Stated task:
Leave out the pictures and repeat every record exactly.

Exercise material:

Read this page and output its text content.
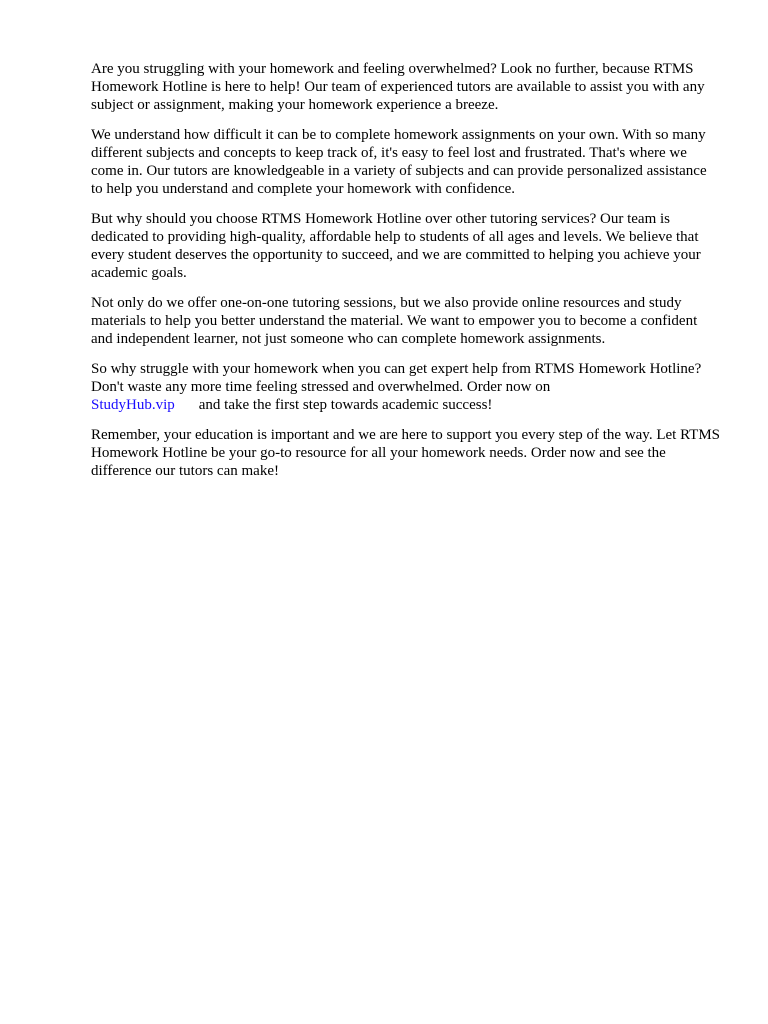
Are you struggling with your homework and feeling overwhelmed? Look no further, because RTMS Homework Hotline is here to help! Our team of experienced tutors are available to assist you with any subject or assignment, making your homework experience a breeze.

We understand how difficult it can be to complete homework assignments on your own. With so many different subjects and concepts to keep track of, it's easy to feel lost and frustrated. That's where we come in. Our tutors are knowledgeable in a variety of subjects and can provide personalized assistance to help you understand and complete your homework with confidence.

But why should you choose RTMS Homework Hotline over other tutoring services? Our team is dedicated to providing high-quality, affordable help to students of all ages and levels. We believe that every student deserves the opportunity to succeed, and we are committed to helping you achieve your academic goals.

Not only do we offer one-on-one tutoring sessions, but we also provide online resources and study materials to help you better understand the material. We want to empower you to become a confident and independent learner, not just someone who can complete homework assignments.

So why struggle with your homework when you can get expert help from RTMS Homework Hotline? Don't waste any more time feeling stressed and overwhelmed. Order now on
StudyHub.vip and take the first step towards academic success!

Remember, your education is important and we are here to support you every step of the way. Let RTMS Homework Hotline be your go-to resource for all your homework needs. Order now and see the difference our tutors can make!
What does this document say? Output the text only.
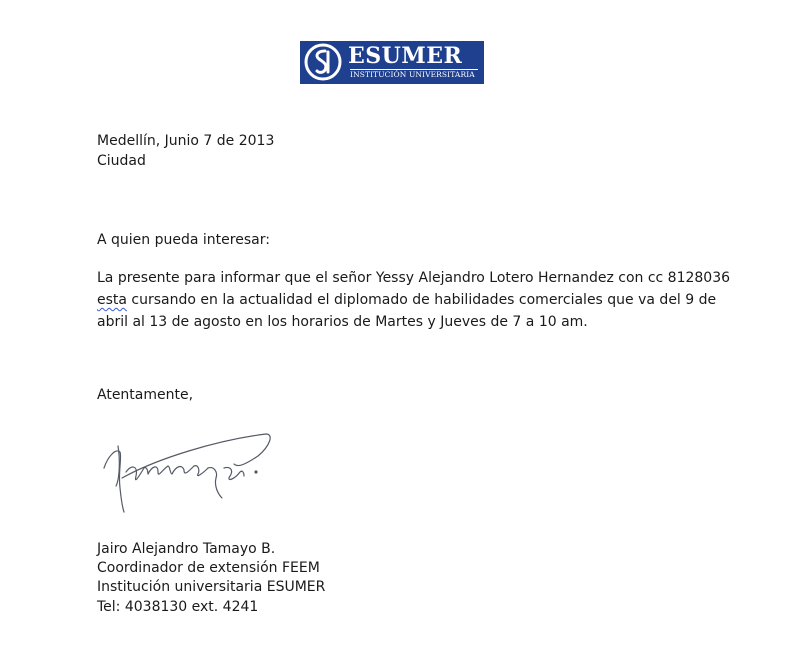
ESUMER
INSTITUCIÓN UNIVERSITARIA

Medellín, Junio 7 de 2013

Ciudad

A quien pueda interesar:

La presente para informar que el señor Yessy Alejandro Lotero Hernandez con cc 8128036

esta cursando en la actualidad el diplomado de habilidades comerciales que va del 9 de

abril al 13 de agosto en los horarios de Martes y Jueves de 7 a 10 am.

Atentamente,

Jairo Alejandro Tamayo B.

Coordinador de extensión FEEM

Institución universitaria ESUMER

Tel: 4038130 ext. 4241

The result:
Read this page and output its text content.
Are you struggling with your homework and feeling overwhelmed? Look no further, because RTMS Homework Hotline is here to help! Our team of experienced tutors are available to assist you with any subject or assignment, making your homework experience a breeze.

We understand how difficult it can be to complete homework assignments on your own. With so many different subjects and concepts to keep track of, it's easy to feel lost and frustrated. That's where we come in. Our tutors are knowledgeable in a variety of subjects and can provide personalized assistance to help you understand and complete your homework with confidence.

But why should you choose RTMS Homework Hotline over other tutoring services? Our team is dedicated to providing high-quality, affordable help to students of all ages and levels. We believe that every student deserves the opportunity to succeed, and we are committed to helping you achieve your academic goals.

Not only do we offer one-on-one tutoring sessions, but we also provide online resources and study materials to help you better understand the material. We want to empower you to become a confident and independent learner, not just someone who can complete homework assignments.

So why struggle with your homework when you can get expert help from RTMS Homework Hotline? Don't waste any more time feeling stressed and overwhelmed. Order now on
StudyHub.vip and take the first step towards academic success!

Remember, your education is important and we are here to support you every step of the way. Let RTMS Homework Hotline be your go-to resource for all your homework needs. Order now and see the difference our tutors can make!
What does this document say? Output the text only.
ESUMER
INSTITUCIÓN UNIVERSITARIA

Medellín, Junio 7 de 2013

Ciudad

A quien pueda interesar:

La presente para informar que el señor Yessy Alejandro Lotero Hernandez con cc 8128036

esta cursando en la actualidad el diplomado de habilidades comerciales que va del 9 de

abril al 13 de agosto en los horarios de Martes y Jueves de 7 a 10 am.

Atentamente,

Jairo Alejandro Tamayo B.

Coordinador de extensión FEEM

Institución universitaria ESUMER

Tel: 4038130 ext. 4241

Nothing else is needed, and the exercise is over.